- **SUPPLIED ENTRIES**
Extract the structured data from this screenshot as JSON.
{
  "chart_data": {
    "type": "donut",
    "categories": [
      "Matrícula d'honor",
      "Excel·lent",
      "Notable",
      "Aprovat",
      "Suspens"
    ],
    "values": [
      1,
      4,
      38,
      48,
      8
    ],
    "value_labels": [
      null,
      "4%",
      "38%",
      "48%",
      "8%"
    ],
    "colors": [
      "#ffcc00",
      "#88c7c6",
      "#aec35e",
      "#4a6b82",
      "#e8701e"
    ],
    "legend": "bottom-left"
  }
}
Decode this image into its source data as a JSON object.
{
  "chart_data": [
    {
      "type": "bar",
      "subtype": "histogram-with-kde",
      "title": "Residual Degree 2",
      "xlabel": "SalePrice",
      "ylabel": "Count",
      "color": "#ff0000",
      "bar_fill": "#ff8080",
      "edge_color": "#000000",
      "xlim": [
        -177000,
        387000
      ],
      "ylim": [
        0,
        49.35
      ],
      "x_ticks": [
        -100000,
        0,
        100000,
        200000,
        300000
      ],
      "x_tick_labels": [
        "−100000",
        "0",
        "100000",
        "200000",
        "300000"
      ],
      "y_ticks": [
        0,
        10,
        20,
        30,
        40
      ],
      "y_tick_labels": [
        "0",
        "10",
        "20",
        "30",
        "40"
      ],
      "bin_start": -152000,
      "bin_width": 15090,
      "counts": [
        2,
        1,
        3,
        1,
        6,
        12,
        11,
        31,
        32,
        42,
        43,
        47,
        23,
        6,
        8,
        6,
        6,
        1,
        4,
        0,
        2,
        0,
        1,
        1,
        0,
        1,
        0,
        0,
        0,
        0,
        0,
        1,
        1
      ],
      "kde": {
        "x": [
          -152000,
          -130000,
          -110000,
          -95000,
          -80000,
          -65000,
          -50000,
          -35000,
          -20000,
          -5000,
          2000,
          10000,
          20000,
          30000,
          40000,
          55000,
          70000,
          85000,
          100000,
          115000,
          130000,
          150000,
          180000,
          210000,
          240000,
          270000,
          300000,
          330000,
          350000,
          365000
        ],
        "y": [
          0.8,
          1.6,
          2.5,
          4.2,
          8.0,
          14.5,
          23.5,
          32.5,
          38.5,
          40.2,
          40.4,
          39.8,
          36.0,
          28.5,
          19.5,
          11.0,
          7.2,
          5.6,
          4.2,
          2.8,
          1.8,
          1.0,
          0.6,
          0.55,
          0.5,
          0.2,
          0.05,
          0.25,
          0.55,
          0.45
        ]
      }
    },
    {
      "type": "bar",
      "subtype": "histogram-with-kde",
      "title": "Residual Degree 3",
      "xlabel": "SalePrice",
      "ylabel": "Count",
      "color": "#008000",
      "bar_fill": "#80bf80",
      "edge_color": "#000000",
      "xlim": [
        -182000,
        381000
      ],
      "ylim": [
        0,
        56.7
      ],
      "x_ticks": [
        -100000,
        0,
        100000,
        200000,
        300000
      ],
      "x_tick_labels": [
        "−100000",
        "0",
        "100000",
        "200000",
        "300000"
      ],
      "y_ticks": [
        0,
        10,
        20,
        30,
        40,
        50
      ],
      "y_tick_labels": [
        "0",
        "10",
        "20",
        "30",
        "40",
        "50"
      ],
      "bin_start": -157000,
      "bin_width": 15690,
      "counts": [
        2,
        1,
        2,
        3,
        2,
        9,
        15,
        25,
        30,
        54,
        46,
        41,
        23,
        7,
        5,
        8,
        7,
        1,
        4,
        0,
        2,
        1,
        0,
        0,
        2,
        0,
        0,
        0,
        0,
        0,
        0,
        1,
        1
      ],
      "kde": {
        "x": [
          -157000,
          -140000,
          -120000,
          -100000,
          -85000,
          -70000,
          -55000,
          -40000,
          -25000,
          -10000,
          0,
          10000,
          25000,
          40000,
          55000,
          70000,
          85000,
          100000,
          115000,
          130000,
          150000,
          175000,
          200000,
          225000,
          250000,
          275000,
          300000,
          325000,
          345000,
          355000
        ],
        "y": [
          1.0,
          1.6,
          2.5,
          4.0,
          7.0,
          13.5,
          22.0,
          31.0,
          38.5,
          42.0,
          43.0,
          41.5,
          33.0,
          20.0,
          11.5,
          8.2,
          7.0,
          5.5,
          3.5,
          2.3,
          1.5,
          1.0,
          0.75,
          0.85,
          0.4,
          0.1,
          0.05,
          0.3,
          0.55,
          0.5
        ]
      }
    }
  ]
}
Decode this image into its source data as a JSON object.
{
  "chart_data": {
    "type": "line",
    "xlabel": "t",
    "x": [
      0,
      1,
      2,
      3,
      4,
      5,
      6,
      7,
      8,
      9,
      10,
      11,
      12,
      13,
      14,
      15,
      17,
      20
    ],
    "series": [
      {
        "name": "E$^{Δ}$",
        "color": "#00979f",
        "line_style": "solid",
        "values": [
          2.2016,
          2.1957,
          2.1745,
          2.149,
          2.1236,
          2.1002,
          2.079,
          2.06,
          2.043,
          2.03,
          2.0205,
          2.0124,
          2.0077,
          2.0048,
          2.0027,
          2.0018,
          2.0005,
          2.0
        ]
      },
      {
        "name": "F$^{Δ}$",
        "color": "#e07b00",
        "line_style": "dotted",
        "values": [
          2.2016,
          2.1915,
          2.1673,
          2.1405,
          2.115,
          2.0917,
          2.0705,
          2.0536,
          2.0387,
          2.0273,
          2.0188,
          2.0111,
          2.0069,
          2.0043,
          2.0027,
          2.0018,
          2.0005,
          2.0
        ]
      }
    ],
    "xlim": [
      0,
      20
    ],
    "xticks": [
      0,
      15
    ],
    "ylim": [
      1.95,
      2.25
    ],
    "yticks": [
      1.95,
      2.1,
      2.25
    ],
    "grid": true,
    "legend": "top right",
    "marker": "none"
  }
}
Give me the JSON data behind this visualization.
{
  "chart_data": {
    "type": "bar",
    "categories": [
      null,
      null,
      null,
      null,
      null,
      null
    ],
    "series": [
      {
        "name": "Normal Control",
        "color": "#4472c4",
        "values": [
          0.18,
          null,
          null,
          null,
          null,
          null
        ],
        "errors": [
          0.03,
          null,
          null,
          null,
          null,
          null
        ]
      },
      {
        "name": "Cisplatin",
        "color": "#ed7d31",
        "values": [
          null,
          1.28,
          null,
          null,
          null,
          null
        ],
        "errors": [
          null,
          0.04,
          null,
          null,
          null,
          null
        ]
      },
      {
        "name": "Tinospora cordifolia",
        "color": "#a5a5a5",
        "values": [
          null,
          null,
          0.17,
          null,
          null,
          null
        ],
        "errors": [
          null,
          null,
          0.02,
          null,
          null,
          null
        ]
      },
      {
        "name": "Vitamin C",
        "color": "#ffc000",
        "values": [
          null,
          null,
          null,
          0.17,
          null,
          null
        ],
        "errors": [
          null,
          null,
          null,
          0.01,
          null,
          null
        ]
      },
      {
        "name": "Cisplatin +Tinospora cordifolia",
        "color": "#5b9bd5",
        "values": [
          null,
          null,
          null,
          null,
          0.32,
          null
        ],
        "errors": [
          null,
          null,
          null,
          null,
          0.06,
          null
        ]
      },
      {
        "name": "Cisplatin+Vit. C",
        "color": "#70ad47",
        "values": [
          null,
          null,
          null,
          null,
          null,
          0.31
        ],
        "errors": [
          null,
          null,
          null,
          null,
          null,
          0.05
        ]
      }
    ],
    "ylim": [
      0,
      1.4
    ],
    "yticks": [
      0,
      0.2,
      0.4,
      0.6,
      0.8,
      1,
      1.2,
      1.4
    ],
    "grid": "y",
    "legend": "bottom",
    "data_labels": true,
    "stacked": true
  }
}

- **TASK**
Please set down all the data word for word.

- **EXERCISE SOLUTION**
Extract the structured data from this screenshot as JSON.
{
  "chart_data": {
    "type": "donut",
    "categories": [
      "Matrícula d'honor",
      "Excel·lent",
      "Notable",
      "Aprovat",
      "Suspens"
    ],
    "values": [
      1,
      4,
      38,
      48,
      8
    ],
    "value_labels": [
      null,
      "4%",
      "38%",
      "48%",
      "8%"
    ],
    "colors": [
      "#ffcc00",
      "#88c7c6",
      "#aec35e",
      "#4a6b82",
      "#e8701e"
    ],
    "legend": "bottom-left"
  }
}
Decode this image into its source data as a JSON object.
{
  "chart_data": [
    {
      "type": "bar",
      "subtype": "histogram-with-kde",
      "title": "Residual Degree 2",
      "xlabel": "SalePrice",
      "ylabel": "Count",
      "color": "#ff0000",
      "bar_fill": "#ff8080",
      "edge_color": "#000000",
      "xlim": [
        -177000,
        387000
      ],
      "ylim": [
        0,
        49.35
      ],
      "x_ticks": [
        -100000,
        0,
        100000,
        200000,
        300000
      ],
      "x_tick_labels": [
        "−100000",
        "0",
        "100000",
        "200000",
        "300000"
      ],
      "y_ticks": [
        0,
        10,
        20,
        30,
        40
      ],
      "y_tick_labels": [
        "0",
        "10",
        "20",
        "30",
        "40"
      ],
      "bin_start": -152000,
      "bin_width": 15090,
      "counts": [
        2,
        1,
        3,
        1,
        6,
        12,
        11,
        31,
        32,
        42,
        43,
        47,
        23,
        6,
        8,
        6,
        6,
        1,
        4,
        0,
        2,
        0,
        1,
        1,
        0,
        1,
        0,
        0,
        0,
        0,
        0,
        1,
        1
      ],
      "kde": {
        "x": [
          -152000,
          -130000,
          -110000,
          -95000,
          -80000,
          -65000,
          -50000,
          -35000,
          -20000,
          -5000,
          2000,
          10000,
          20000,
          30000,
          40000,
          55000,
          70000,
          85000,
          100000,
          115000,
          130000,
          150000,
          180000,
          210000,
          240000,
          270000,
          300000,
          330000,
          350000,
          365000
        ],
        "y": [
          0.8,
          1.6,
          2.5,
          4.2,
          8.0,
          14.5,
          23.5,
          32.5,
          38.5,
          40.2,
          40.4,
          39.8,
          36.0,
          28.5,
          19.5,
          11.0,
          7.2,
          5.6,
          4.2,
          2.8,
          1.8,
          1.0,
          0.6,
          0.55,
          0.5,
          0.2,
          0.05,
          0.25,
          0.55,
          0.45
        ]
      }
    },
    {
      "type": "bar",
      "subtype": "histogram-with-kde",
      "title": "Residual Degree 3",
      "xlabel": "SalePrice",
      "ylabel": "Count",
      "color": "#008000",
      "bar_fill": "#80bf80",
      "edge_color": "#000000",
      "xlim": [
        -182000,
        381000
      ],
      "ylim": [
        0,
        56.7
      ],
      "x_ticks": [
        -100000,
        0,
        100000,
        200000,
        300000
      ],
      "x_tick_labels": [
        "−100000",
        "0",
        "100000",
        "200000",
        "300000"
      ],
      "y_ticks": [
        0,
        10,
        20,
        30,
        40,
        50
      ],
      "y_tick_labels": [
        "0",
        "10",
        "20",
        "30",
        "40",
        "50"
      ],
      "bin_start": -157000,
      "bin_width": 15690,
      "counts": [
        2,
        1,
        2,
        3,
        2,
        9,
        15,
        25,
        30,
        54,
        46,
        41,
        23,
        7,
        5,
        8,
        7,
        1,
        4,
        0,
        2,
        1,
        0,
        0,
        2,
        0,
        0,
        0,
        0,
        0,
        0,
        1,
        1
      ],
      "kde": {
        "x": [
          -157000,
          -140000,
          -120000,
          -100000,
          -85000,
          -70000,
          -55000,
          -40000,
          -25000,
          -10000,
          0,
          10000,
          25000,
          40000,
          55000,
          70000,
          85000,
          100000,
          115000,
          130000,
          150000,
          175000,
          200000,
          225000,
          250000,
          275000,
          300000,
          325000,
          345000,
          355000
        ],
        "y": [
          1.0,
          1.6,
          2.5,
          4.0,
          7.0,
          13.5,
          22.0,
          31.0,
          38.5,
          42.0,
          43.0,
          41.5,
          33.0,
          20.0,
          11.5,
          8.2,
          7.0,
          5.5,
          3.5,
          2.3,
          1.5,
          1.0,
          0.75,
          0.85,
          0.4,
          0.1,
          0.05,
          0.3,
          0.55,
          0.5
        ]
      }
    }
  ]
}
Decode this image into its source data as a JSON object.
{
  "chart_data": {
    "type": "line",
    "xlabel": "t",
    "x": [
      0,
      1,
      2,
      3,
      4,
      5,
      6,
      7,
      8,
      9,
      10,
      11,
      12,
      13,
      14,
      15,
      17,
      20
    ],
    "series": [
      {
        "name": "E$^{Δ}$",
        "color": "#00979f",
        "line_style": "solid",
        "values": [
          2.2016,
          2.1957,
          2.1745,
          2.149,
          2.1236,
          2.1002,
          2.079,
          2.06,
          2.043,
          2.03,
          2.0205,
          2.0124,
          2.0077,
          2.0048,
          2.0027,
          2.0018,
          2.0005,
          2.0
        ]
      },
      {
        "name": "F$^{Δ}$",
        "color": "#e07b00",
        "line_style": "dotted",
        "values": [
          2.2016,
          2.1915,
          2.1673,
          2.1405,
          2.115,
          2.0917,
          2.0705,
          2.0536,
          2.0387,
          2.0273,
          2.0188,
          2.0111,
          2.0069,
          2.0043,
          2.0027,
          2.0018,
          2.0005,
          2.0
        ]
      }
    ],
    "xlim": [
      0,
      20
    ],
    "xticks": [
      0,
      15
    ],
    "ylim": [
      1.95,
      2.25
    ],
    "yticks": [
      1.95,
      2.1,
      2.25
    ],
    "grid": true,
    "legend": "top right",
    "marker": "none"
  }
}
Give me the JSON data behind this visualization.
{
  "chart_data": {
    "type": "bar",
    "categories": [
      null,
      null,
      null,
      null,
      null,
      null
    ],
    "series": [
      {
        "name": "Normal Control",
        "color": "#4472c4",
        "values": [
          0.18,
          null,
          null,
          null,
          null,
          null
        ],
        "errors": [
          0.03,
          null,
          null,
          null,
          null,
          null
        ]
      },
      {
        "name": "Cisplatin",
        "color": "#ed7d31",
        "values": [
          null,
          1.28,
          null,
          null,
          null,
          null
        ],
        "errors": [
          null,
          0.04,
          null,
          null,
          null,
          null
        ]
      },
      {
        "name": "Tinospora cordifolia",
        "color": "#a5a5a5",
        "values": [
          null,
          null,
          0.17,
          null,
          null,
          null
        ],
        "errors": [
          null,
          null,
          0.02,
          null,
          null,
          null
        ]
      },
      {
        "name": "Vitamin C",
        "color": "#ffc000",
        "values": [
          null,
          null,
          null,
          0.17,
          null,
          null
        ],
        "errors": [
          null,
          null,
          null,
          0.01,
          null,
          null
        ]
      },
      {
        "name": "Cisplatin +Tinospora cordifolia",
        "color": "#5b9bd5",
        "values": [
          null,
          null,
          null,
          null,
          0.32,
          null
        ],
        "errors": [
          null,
          null,
          null,
          null,
          0.06,
          null
        ]
      },
      {
        "name": "Cisplatin+Vit. C",
        "color": "#70ad47",
        "values": [
          null,
          null,
          null,
          null,
          null,
          0.31
        ],
        "errors": [
          null,
          null,
          null,
          null,
          null,
          0.05
        ]
      }
    ],
    "ylim": [
      0,
      1.4
    ],
    "yticks": [
      0,
      0.2,
      0.4,
      0.6,
      0.8,
      1,
      1.2,
      1.4
    ],
    "grid": "y",
    "legend": "bottom",
    "data_labels": true,
    "stacked": true
  }
}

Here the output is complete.